REQUIRED WORK: Repeat every record exactly, but keep images out of the copy.

EXTRACTED RECORDS:

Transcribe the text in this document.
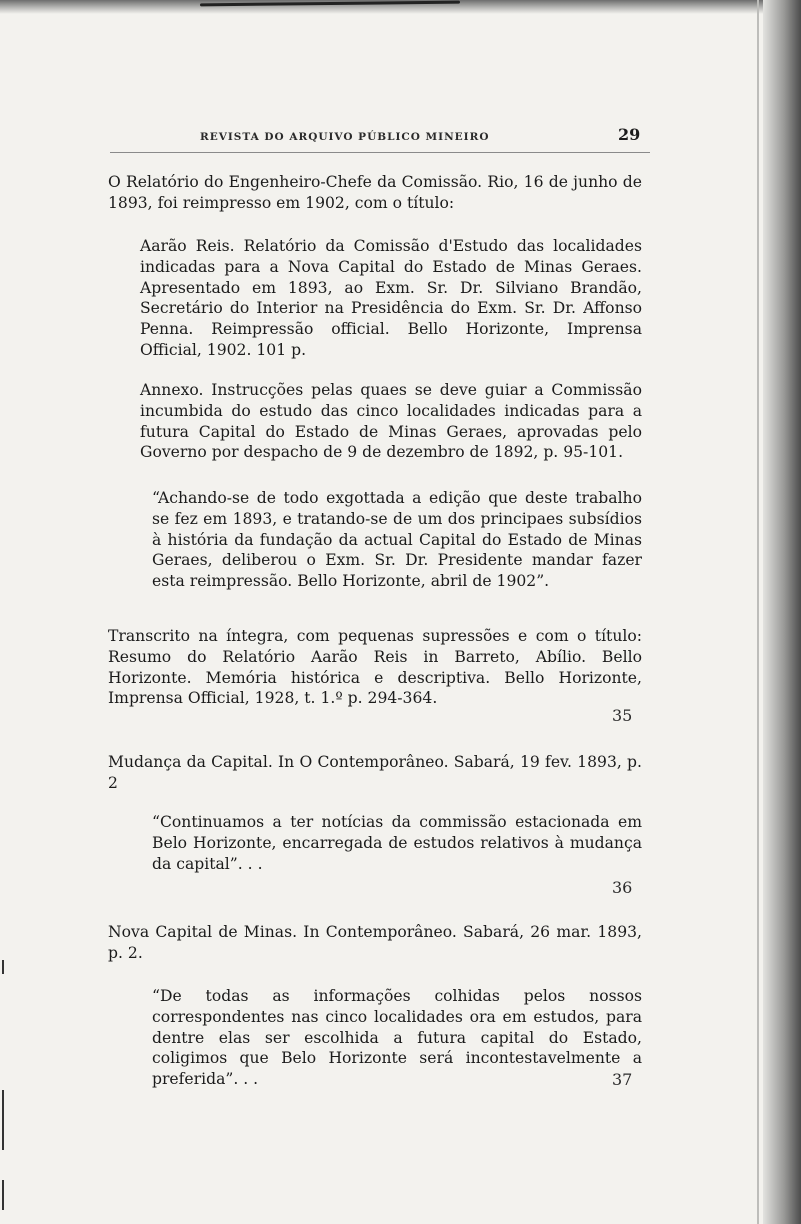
REVISTA DO ARQUIVO PÚBLICO MINEIRO	29

O Relatório do Engenheiro-Chefe da Comissão. Rio, 16 de junho de 1893, foi reimpresso em 1902, com o título:

Aarão Reis. Relatório da Comissão d'Estudo das localidades indicadas para a Nova Capital do Estado de Minas Geraes. Apresentado em 1893, ao Exm. Sr. Dr. Silviano Brandão, Secretário do Interior na Presidência do Exm. Sr. Dr. Affonso Penna. Reimpressão official. Bello Horizonte, Imprensa Official, 1902. 101 p.

Annexo. Instrucções pelas quaes se deve guiar a Commissão incumbida do estudo das cinco localidades indicadas para a futura Capital do Estado de Minas Geraes, aprovadas pelo Governo por despacho de 9 de dezembro de 1892, p. 95-101.

“Achando-se de todo exgottada a edição que deste trabalho se fez em 1893, e tratando-se de um dos principaes subsídios à história da fundação da actual Capital do Estado de Minas Geraes, deliberou o Exm. Sr. Dr. Presidente mandar fazer esta reimpressão. Bello Horizonte, abril de 1902”.

Transcrito na íntegra, com pequenas supressões e com o título: Resumo do Relatório Aarão Reis in Barreto, Abílio. Bello Horizonte. Memória histórica e descriptiva. Bello Horizonte, Imprensa Official, 1928, t. 1.º p. 294-364.

35

Mudança da Capital. In O Contemporâneo. Sabará, 19 fev. 1893, p. 2

“Continuamos a ter notícias da commissão estacionada em Belo Horizonte, encarregada de estudos relativos à mudança da capital”. . .

36

Nova Capital de Minas. In Contemporâneo. Sabará, 26 mar. 1893, p. 2.

“De todas as informações colhidas pelos nossos correspondentes nas cinco localidades ora em estudos, para dentre elas ser escolhida a futura capital do Estado, coligimos que Belo Horizonte será incontestavelmente a preferida”. . .	37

EXERCISE ANSWER:
Transcribe the text in this document.
REVISTA DO ARQUIVO PÚBLICO MINEIRO	29

O Relatório do Engenheiro-Chefe da Comissão. Rio, 16 de junho de 1893, foi reimpresso em 1902, com o título:

Aarão Reis. Relatório da Comissão d'Estudo das localidades indicadas para a Nova Capital do Estado de Minas Geraes. Apresentado em 1893, ao Exm. Sr. Dr. Silviano Brandão, Secretário do Interior na Presidência do Exm. Sr. Dr. Affonso Penna. Reimpressão official. Bello Horizonte, Imprensa Official, 1902. 101 p.

Annexo. Instrucções pelas quaes se deve guiar a Commissão incumbida do estudo das cinco localidades indicadas para a futura Capital do Estado de Minas Geraes, aprovadas pelo Governo por despacho de 9 de dezembro de 1892, p. 95-101.

“Achando-se de todo exgottada a edição que deste trabalho se fez em 1893, e tratando-se de um dos principaes subsídios à história da fundação da actual Capital do Estado de Minas Geraes, deliberou o Exm. Sr. Dr. Presidente mandar fazer esta reimpressão. Bello Horizonte, abril de 1902”.

Transcrito na íntegra, com pequenas supressões e com o título: Resumo do Relatório Aarão Reis in Barreto, Abílio. Bello Horizonte. Memória histórica e descriptiva. Bello Horizonte, Imprensa Official, 1928, t. 1.º p. 294-364.

35

Mudança da Capital. In O Contemporâneo. Sabará, 19 fev. 1893, p. 2

“Continuamos a ter notícias da commissão estacionada em Belo Horizonte, encarregada de estudos relativos à mudança da capital”. . .

36

Nova Capital de Minas. In Contemporâneo. Sabará, 26 mar. 1893, p. 2.

“De todas as informações colhidas pelos nossos correspondentes nas cinco localidades ora em estudos, para dentre elas ser escolhida a futura capital do Estado, coligimos que Belo Horizonte será incontestavelmente a preferida”. . .	37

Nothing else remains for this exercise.